* Exercise description *
Can you copy out every line of the listing below, word for word and in the same order?
--- START Input records ---
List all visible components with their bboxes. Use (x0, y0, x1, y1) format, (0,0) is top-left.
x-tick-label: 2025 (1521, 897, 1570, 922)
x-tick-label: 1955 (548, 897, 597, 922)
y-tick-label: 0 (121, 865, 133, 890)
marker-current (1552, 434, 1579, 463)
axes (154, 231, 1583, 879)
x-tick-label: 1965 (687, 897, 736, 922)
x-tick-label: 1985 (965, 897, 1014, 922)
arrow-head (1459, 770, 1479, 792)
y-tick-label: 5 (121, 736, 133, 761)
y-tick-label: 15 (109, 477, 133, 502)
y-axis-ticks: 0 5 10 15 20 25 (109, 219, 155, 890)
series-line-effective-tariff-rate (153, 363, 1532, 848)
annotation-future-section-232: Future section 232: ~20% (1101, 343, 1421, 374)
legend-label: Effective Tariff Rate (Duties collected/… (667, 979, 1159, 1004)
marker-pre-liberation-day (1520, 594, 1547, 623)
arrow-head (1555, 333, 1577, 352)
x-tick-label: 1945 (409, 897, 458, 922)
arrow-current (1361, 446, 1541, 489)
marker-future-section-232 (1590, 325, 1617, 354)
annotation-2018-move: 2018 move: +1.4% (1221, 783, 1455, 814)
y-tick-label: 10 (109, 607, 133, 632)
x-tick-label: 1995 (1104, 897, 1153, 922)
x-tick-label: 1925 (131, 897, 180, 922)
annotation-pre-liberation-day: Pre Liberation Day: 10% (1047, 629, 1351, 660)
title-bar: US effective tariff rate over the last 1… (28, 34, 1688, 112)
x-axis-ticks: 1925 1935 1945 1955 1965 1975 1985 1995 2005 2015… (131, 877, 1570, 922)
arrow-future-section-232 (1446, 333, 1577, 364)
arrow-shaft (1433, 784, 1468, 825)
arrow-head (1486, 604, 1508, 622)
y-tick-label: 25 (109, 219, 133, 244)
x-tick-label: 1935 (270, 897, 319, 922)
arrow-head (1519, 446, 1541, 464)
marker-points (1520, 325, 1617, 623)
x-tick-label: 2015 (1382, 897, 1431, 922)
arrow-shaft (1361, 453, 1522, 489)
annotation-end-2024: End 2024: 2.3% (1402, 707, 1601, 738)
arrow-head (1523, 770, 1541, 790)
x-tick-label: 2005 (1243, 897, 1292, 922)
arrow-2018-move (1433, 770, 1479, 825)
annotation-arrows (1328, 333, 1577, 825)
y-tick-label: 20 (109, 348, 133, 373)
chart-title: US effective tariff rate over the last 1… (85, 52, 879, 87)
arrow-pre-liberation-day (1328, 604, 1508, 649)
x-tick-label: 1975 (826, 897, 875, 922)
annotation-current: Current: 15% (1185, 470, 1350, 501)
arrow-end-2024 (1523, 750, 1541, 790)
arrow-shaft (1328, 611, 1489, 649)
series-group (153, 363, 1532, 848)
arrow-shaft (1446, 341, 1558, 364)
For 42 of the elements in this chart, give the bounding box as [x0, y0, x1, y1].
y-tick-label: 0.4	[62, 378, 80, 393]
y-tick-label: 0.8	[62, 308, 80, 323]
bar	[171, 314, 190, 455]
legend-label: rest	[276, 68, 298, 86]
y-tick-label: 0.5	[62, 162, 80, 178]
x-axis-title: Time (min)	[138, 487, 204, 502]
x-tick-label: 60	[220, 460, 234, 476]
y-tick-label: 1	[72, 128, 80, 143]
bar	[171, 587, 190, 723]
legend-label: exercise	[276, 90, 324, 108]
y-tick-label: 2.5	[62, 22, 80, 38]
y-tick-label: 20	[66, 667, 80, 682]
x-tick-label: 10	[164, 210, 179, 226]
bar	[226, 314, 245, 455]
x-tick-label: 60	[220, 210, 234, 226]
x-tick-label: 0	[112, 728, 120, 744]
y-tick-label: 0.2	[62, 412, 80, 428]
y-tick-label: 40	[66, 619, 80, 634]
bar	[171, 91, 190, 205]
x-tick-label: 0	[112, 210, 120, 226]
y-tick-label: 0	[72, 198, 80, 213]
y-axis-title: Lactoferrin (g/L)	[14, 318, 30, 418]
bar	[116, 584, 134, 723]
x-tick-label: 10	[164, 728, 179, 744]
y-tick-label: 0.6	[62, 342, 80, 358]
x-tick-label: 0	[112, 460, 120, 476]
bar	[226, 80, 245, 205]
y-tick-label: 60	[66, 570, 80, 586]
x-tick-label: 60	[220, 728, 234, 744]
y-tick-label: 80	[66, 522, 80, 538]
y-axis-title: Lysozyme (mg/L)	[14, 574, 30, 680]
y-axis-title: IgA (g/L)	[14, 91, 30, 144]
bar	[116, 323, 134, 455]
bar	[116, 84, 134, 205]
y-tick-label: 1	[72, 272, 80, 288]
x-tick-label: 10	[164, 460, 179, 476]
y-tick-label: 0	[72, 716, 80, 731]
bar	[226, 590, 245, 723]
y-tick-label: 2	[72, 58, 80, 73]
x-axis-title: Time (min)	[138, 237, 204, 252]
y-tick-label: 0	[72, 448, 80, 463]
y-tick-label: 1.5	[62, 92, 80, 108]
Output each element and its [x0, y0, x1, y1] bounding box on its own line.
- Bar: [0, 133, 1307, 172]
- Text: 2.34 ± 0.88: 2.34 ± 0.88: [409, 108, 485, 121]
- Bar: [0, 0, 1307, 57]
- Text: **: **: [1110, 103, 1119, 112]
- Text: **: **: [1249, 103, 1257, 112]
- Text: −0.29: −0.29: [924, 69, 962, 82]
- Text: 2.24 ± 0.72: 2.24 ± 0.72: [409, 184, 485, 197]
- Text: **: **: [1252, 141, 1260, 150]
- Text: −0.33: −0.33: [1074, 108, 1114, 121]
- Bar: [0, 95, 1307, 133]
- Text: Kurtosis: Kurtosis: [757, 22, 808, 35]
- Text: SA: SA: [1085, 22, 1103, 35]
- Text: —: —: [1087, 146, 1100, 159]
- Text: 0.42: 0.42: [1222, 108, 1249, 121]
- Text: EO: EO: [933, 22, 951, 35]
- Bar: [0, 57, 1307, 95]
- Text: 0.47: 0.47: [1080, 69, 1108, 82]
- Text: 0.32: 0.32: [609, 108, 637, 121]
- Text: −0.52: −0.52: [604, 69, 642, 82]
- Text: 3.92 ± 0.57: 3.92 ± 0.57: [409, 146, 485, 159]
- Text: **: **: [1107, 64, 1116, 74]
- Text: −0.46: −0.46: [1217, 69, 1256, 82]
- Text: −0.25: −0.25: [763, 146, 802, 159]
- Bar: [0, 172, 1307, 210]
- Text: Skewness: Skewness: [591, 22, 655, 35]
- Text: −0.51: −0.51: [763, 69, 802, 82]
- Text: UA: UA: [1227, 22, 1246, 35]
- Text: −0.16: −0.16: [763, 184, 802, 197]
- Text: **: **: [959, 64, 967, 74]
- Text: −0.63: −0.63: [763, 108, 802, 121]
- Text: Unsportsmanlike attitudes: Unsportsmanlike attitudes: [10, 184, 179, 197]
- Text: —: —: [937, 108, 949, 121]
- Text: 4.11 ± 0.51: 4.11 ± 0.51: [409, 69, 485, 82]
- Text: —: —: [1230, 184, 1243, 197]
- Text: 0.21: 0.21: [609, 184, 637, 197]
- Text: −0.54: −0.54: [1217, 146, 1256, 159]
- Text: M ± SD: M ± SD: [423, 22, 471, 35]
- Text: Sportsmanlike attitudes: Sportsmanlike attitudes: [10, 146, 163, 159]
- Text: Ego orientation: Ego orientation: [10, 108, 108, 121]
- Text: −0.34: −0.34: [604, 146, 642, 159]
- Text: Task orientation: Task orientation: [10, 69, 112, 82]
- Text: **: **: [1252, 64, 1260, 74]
--- END Input records ---
* Output below *
List all visible components with their bboxes. Use (x0, y0, x1, y1) format, (0,0) is top-left.
x-tick-label: 2025 (1521, 897, 1570, 922)
x-tick-label: 1955 (548, 897, 597, 922)
y-tick-label: 0 (121, 865, 133, 890)
marker-current (1552, 434, 1579, 463)
axes (154, 231, 1583, 879)
x-tick-label: 1965 (687, 897, 736, 922)
x-tick-label: 1985 (965, 897, 1014, 922)
arrow-head (1459, 770, 1479, 792)
y-tick-label: 5 (121, 736, 133, 761)
y-tick-label: 15 (109, 477, 133, 502)
y-axis-ticks: 0 5 10 15 20 25 (109, 219, 155, 890)
series-line-effective-tariff-rate (153, 363, 1532, 848)
annotation-future-section-232: Future section 232: ~20% (1101, 343, 1421, 374)
legend-label: Effective Tariff Rate (Duties collected/… (667, 979, 1159, 1004)
marker-pre-liberation-day (1520, 594, 1547, 623)
arrow-head (1555, 333, 1577, 352)
x-tick-label: 1945 (409, 897, 458, 922)
arrow-current (1361, 446, 1541, 489)
marker-future-section-232 (1590, 325, 1617, 354)
annotation-2018-move: 2018 move: +1.4% (1221, 783, 1455, 814)
y-tick-label: 10 (109, 607, 133, 632)
x-tick-label: 1995 (1104, 897, 1153, 922)
x-tick-label: 1925 (131, 897, 180, 922)
annotation-pre-liberation-day: Pre Liberation Day: 10% (1047, 629, 1351, 660)
title-bar: US effective tariff rate over the last 1… (28, 34, 1688, 112)
x-axis-ticks: 1925 1935 1945 1955 1965 1975 1985 1995 2005 2015… (131, 877, 1570, 922)
arrow-future-section-232 (1446, 333, 1577, 364)
arrow-shaft (1433, 784, 1468, 825)
arrow-head (1486, 604, 1508, 622)
y-tick-label: 25 (109, 219, 133, 244)
x-tick-label: 1935 (270, 897, 319, 922)
arrow-head (1519, 446, 1541, 464)
marker-points (1520, 325, 1617, 623)
x-tick-label: 2015 (1382, 897, 1431, 922)
arrow-shaft (1361, 453, 1522, 489)
annotation-end-2024: End 2024: 2.3% (1402, 707, 1601, 738)
arrow-head (1523, 770, 1541, 790)
x-tick-label: 2005 (1243, 897, 1292, 922)
arrow-2018-move (1433, 770, 1479, 825)
annotation-arrows (1328, 333, 1577, 825)
y-tick-label: 20 (109, 348, 133, 373)
chart-title: US effective tariff rate over the last 1… (85, 52, 879, 87)
arrow-pre-liberation-day (1328, 604, 1508, 649)
x-tick-label: 1975 (826, 897, 875, 922)
annotation-current: Current: 15% (1185, 470, 1350, 501)
arrow-end-2024 (1523, 750, 1541, 790)
arrow-shaft (1328, 611, 1489, 649)
series-group (153, 363, 1532, 848)
arrow-shaft (1446, 341, 1558, 364)
For 42 of the elements in this chart, give the bounding box as [x0, y0, x1, y1].
y-tick-label: 0.4	[62, 378, 80, 393]
y-tick-label: 0.8	[62, 308, 80, 323]
bar	[171, 314, 190, 455]
legend-label: rest	[276, 68, 298, 86]
y-tick-label: 0.5	[62, 162, 80, 178]
x-axis-title: Time (min)	[138, 487, 204, 502]
x-tick-label: 60	[220, 460, 234, 476]
y-tick-label: 1	[72, 128, 80, 143]
bar	[171, 587, 190, 723]
legend-label: exercise	[276, 90, 324, 108]
y-tick-label: 2.5	[62, 22, 80, 38]
y-tick-label: 20	[66, 667, 80, 682]
x-tick-label: 10	[164, 210, 179, 226]
bar	[226, 314, 245, 455]
x-tick-label: 60	[220, 210, 234, 226]
x-tick-label: 0	[112, 728, 120, 744]
y-tick-label: 0.2	[62, 412, 80, 428]
y-tick-label: 40	[66, 619, 80, 634]
bar	[171, 91, 190, 205]
x-tick-label: 0	[112, 210, 120, 226]
y-tick-label: 0	[72, 198, 80, 213]
y-axis-title: Lactoferrin (g/L)	[14, 318, 30, 418]
bar	[116, 584, 134, 723]
x-tick-label: 10	[164, 728, 179, 744]
y-tick-label: 0.6	[62, 342, 80, 358]
x-tick-label: 0	[112, 460, 120, 476]
bar	[226, 80, 245, 205]
y-tick-label: 60	[66, 570, 80, 586]
x-tick-label: 60	[220, 728, 234, 744]
y-tick-label: 80	[66, 522, 80, 538]
y-axis-title: Lysozyme (mg/L)	[14, 574, 30, 680]
y-axis-title: IgA (g/L)	[14, 91, 30, 144]
bar	[116, 323, 134, 455]
bar	[116, 84, 134, 205]
y-tick-label: 1	[72, 272, 80, 288]
x-tick-label: 10	[164, 460, 179, 476]
y-tick-label: 0	[72, 716, 80, 731]
bar	[226, 590, 245, 723]
y-tick-label: 2	[72, 58, 80, 73]
x-axis-title: Time (min)	[138, 237, 204, 252]
y-tick-label: 0	[72, 448, 80, 463]
y-tick-label: 1.5	[62, 92, 80, 108]
Output each element and its [x0, y0, x1, y1] bounding box on its own line.
- Bar: [0, 133, 1307, 172]
- Text: 2.34 ± 0.88: 2.34 ± 0.88: [409, 108, 485, 121]
- Bar: [0, 0, 1307, 57]
- Text: **: **: [1110, 103, 1119, 112]
- Text: **: **: [1249, 103, 1257, 112]
- Text: −0.29: −0.29: [924, 69, 962, 82]
- Text: 2.24 ± 0.72: 2.24 ± 0.72: [409, 184, 485, 197]
- Text: **: **: [1252, 141, 1260, 150]
- Text: −0.33: −0.33: [1074, 108, 1114, 121]
- Bar: [0, 95, 1307, 133]
- Text: Kurtosis: Kurtosis: [757, 22, 808, 35]
- Text: SA: SA: [1085, 22, 1103, 35]
- Text: —: —: [1087, 146, 1100, 159]
- Text: 0.42: 0.42: [1222, 108, 1249, 121]
- Text: EO: EO: [933, 22, 951, 35]
- Bar: [0, 57, 1307, 95]
- Text: 0.47: 0.47: [1080, 69, 1108, 82]
- Text: 0.32: 0.32: [609, 108, 637, 121]
- Text: −0.52: −0.52: [604, 69, 642, 82]
- Text: 3.92 ± 0.57: 3.92 ± 0.57: [409, 146, 485, 159]
- Text: **: **: [1107, 64, 1116, 74]
- Text: −0.46: −0.46: [1217, 69, 1256, 82]
- Text: −0.25: −0.25: [763, 146, 802, 159]
- Bar: [0, 172, 1307, 210]
- Text: Skewness: Skewness: [591, 22, 655, 35]
- Text: −0.51: −0.51: [763, 69, 802, 82]
- Text: UA: UA: [1227, 22, 1246, 35]
- Text: −0.16: −0.16: [763, 184, 802, 197]
- Text: **: **: [959, 64, 967, 74]
- Text: −0.63: −0.63: [763, 108, 802, 121]
- Text: Unsportsmanlike attitudes: Unsportsmanlike attitudes: [10, 184, 179, 197]
- Text: —: —: [937, 108, 949, 121]
- Text: 4.11 ± 0.51: 4.11 ± 0.51: [409, 69, 485, 82]
- Text: —: —: [1230, 184, 1243, 197]
- Text: 0.21: 0.21: [609, 184, 637, 197]
- Text: −0.54: −0.54: [1217, 146, 1256, 159]
- Text: M ± SD: M ± SD: [423, 22, 471, 35]
- Text: Sportsmanlike attitudes: Sportsmanlike attitudes: [10, 146, 163, 159]
- Text: Ego orientation: Ego orientation: [10, 108, 108, 121]
- Text: −0.34: −0.34: [604, 146, 642, 159]
- Text: Task orientation: Task orientation: [10, 69, 112, 82]
- Text: **: **: [1252, 64, 1260, 74]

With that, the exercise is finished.